> [Kurze Aufgabe a]
Prüfe, ob die Aussagen (i), (ii) und (iii) zum Textauszug passen. Antworte jeweils mit Ja oder Nein und zitiere die entscheidenden Worte wörtlich: (i) Seidlitz zählt den Ausbau der Ganztagsschulen zu den wichtigsten Veränderungen im deutschen Schulsystem der letzten Jahrzehnte. (ii) Zierow forscht am Zentrum für Bildungsökonomik einer Universität. (iii) Laut Zierow sind die guten Effekte von Ganztagsschulen beim Abbau von Ungleichheiten nur in Deutschland belegt.

> [Textauszug]

******

Effekte der Ganztagsschule als schulische Reform : Datum: Autor: Autor/in: Ralf Augsburg

Auch bildungsökonomische Studien tragen zum Wissen über Ganztagsschulen bei. Dr. Larissa Zierow und Arnim Seidlitz fragen nach Effekten auf die Lernleistungen und die Verringerung von Ungleichheit im Bildungserfolg.

Arnim Seidlitz
Bildungsökonom Arnim Seidlitz © Arnim Seidlitz

Online-Redaktion: Herr Seidlitz, Frau Dr. Zierow, Sie sind von Hause aus Wirtschaftswissenschaftler und Bildungsökonomin. Was weckt Ihr Interesse am Thema Ganztagsschule?

Arnim Seidlitz: Der Ganztagsschulausbau gehört zu den wichtigsten Veränderungen im deutschen Schulsystem der vergangenen Jahrzehnte. Und unser Bereich der Bildungsökonomie befasst sich unter anderem damit, wie sich schulische Reformen auswirken, deswegen fanden wir es wichtig zu dem Thema zu forschen.

Larissa Zierow: Am Zentrum für Bildungsökonomik des ifo-Instituts untersuchen wir die Einflüsse unterschiedlich gestalteter Schulsysteme, zum Beispiel, welche Effekte diese darauf haben, wie gut die Jugendlichen auf den Arbeitsmarkt vorbereitet sind und wie zufrieden sie in ihrem Leben sind. Die Ganztagsschule finde ich aus Sicht der Ungleichheitsforschung, die ein wichtiger Forschungsbereich hier am Institut ist, sehr spannend. Die Gesellschaft möchte soziale und familienbedingte Ungleichheiten abschwächen, und hier liegt eine Funktion des Bildungssystems. Ganztagsschulen können, das ist international belegt, gute Effekte in der Minderung der Ungleichheiten erzielen: Wenn Kinder und Jugendliche mehr Zeit mit anderen Schülerinnen und Schülern, Lehrkräften und Erzieherinnen und Erziehern verbringen, kann sie das positiv beeinflussen.

******

> [Angezeigte Datensätze]

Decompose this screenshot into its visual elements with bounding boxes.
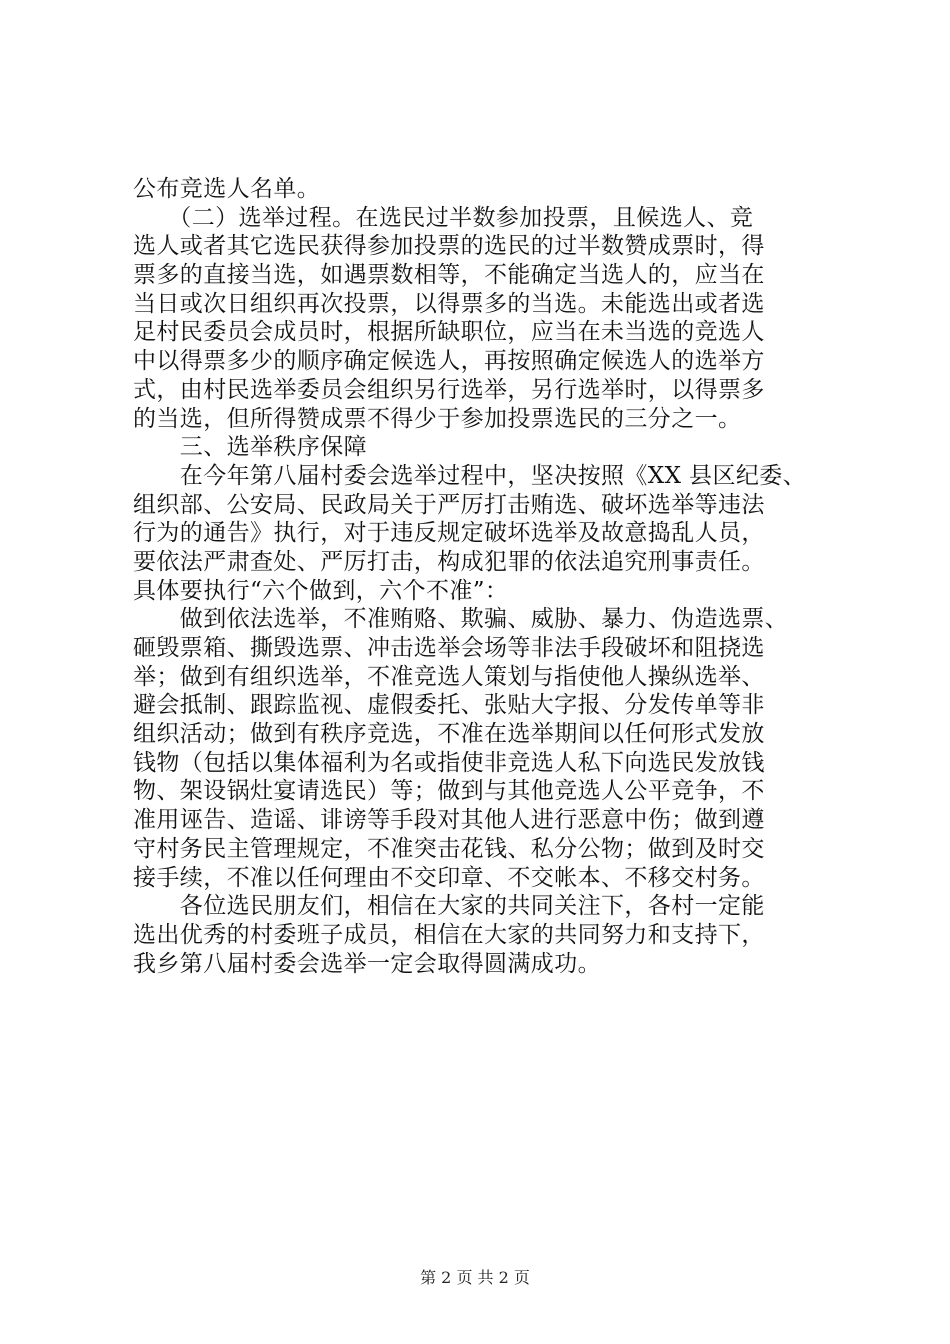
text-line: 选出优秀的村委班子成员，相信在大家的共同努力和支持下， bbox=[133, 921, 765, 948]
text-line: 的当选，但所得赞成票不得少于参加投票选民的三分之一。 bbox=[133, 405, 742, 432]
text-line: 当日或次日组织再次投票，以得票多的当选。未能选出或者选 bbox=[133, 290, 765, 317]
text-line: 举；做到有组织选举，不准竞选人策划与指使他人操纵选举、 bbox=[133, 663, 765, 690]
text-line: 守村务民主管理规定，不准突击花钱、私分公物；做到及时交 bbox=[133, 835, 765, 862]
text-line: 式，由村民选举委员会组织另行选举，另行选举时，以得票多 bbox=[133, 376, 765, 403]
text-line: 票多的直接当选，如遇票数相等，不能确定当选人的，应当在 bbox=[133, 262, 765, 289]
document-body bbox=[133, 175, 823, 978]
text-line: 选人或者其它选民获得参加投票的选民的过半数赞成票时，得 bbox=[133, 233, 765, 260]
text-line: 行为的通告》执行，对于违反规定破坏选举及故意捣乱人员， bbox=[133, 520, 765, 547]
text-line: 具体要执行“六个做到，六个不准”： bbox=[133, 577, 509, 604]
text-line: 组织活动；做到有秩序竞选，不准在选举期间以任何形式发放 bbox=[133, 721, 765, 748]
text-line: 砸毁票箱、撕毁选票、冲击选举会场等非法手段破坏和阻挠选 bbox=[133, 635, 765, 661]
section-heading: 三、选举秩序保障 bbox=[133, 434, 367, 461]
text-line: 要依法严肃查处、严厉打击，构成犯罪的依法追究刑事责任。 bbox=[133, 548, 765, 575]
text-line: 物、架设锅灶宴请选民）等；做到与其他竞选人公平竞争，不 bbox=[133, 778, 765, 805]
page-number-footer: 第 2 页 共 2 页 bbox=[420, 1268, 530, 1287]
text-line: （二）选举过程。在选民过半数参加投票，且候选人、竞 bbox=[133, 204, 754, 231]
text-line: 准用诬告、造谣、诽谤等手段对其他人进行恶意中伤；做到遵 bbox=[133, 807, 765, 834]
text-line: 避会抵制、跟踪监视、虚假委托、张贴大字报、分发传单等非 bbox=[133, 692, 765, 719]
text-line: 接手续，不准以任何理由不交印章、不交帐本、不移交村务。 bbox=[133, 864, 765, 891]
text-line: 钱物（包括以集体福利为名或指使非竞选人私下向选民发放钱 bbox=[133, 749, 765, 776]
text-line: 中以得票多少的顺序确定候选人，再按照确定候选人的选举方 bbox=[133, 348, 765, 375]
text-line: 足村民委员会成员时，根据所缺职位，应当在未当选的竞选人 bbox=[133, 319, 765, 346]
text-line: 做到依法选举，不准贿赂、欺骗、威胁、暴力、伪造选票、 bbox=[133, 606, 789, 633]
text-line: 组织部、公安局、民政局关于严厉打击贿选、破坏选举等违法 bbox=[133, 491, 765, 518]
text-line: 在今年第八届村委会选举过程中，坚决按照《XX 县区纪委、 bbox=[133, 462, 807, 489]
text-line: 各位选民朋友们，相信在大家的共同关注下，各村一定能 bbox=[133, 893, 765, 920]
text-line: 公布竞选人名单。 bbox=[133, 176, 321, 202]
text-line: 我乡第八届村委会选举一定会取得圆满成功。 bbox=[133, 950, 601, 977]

******

> [Kurze Aufgabe b]
Ordne in den Datensätzen die Zeilen von der Zeile mit „text-line: 选出优秀的村委班子成员，相信在大家的共同努力和支持下， bbox=[133, 921, 765, 948]“ bis zur Zeile mit „text-line: 式，由村民选举委员会组织另行选举，另行选举时，以得票多 bbox=[133, 376, 765, 403]“ (beide eingeschlossen) als Markdown-Tabelle mit den Spalten „Nr.“ und „Zeile“ an. Leerzeilen fallen weg.

> [Ausgabe a]
(i) Ja: „Der Ganztagsschulausbau gehört zu den wichtigsten Veränderungen im deutschen Schulsystem der vergangenen Jahrzehnte.“
(ii) Nein: „Am Zentrum für Bildungsökonomik des ifo-Instituts“
(iii) Nein: „das ist international belegt“

> [Ausgabe b]
| Nr. | Zeile |
|---|---|
| 1 | text-line: 选出优秀的村委班子成员，相信在大家的共同努力和支持下， bbox=[133, 921, 765, 948] |
| 2 | text-line: 的当选，但所得赞成票不得少于参加投票选民的三分之一。 bbox=[133, 405, 742, 432] |
| 3 | text-line: 当日或次日组织再次投票，以得票多的当选。未能选出或者选 bbox=[133, 290, 765, 317] |
| 4 | text-line: 举；做到有组织选举，不准竞选人策划与指使他人操纵选举、 bbox=[133, 663, 765, 690] |
| 5 | text-line: 守村务民主管理规定，不准突击花钱、私分公物；做到及时交 bbox=[133, 835, 765, 862] |
| 6 | text-line: 式，由村民选举委员会组织另行选举，另行选举时，以得票多 bbox=[133, 376, 765, 403] |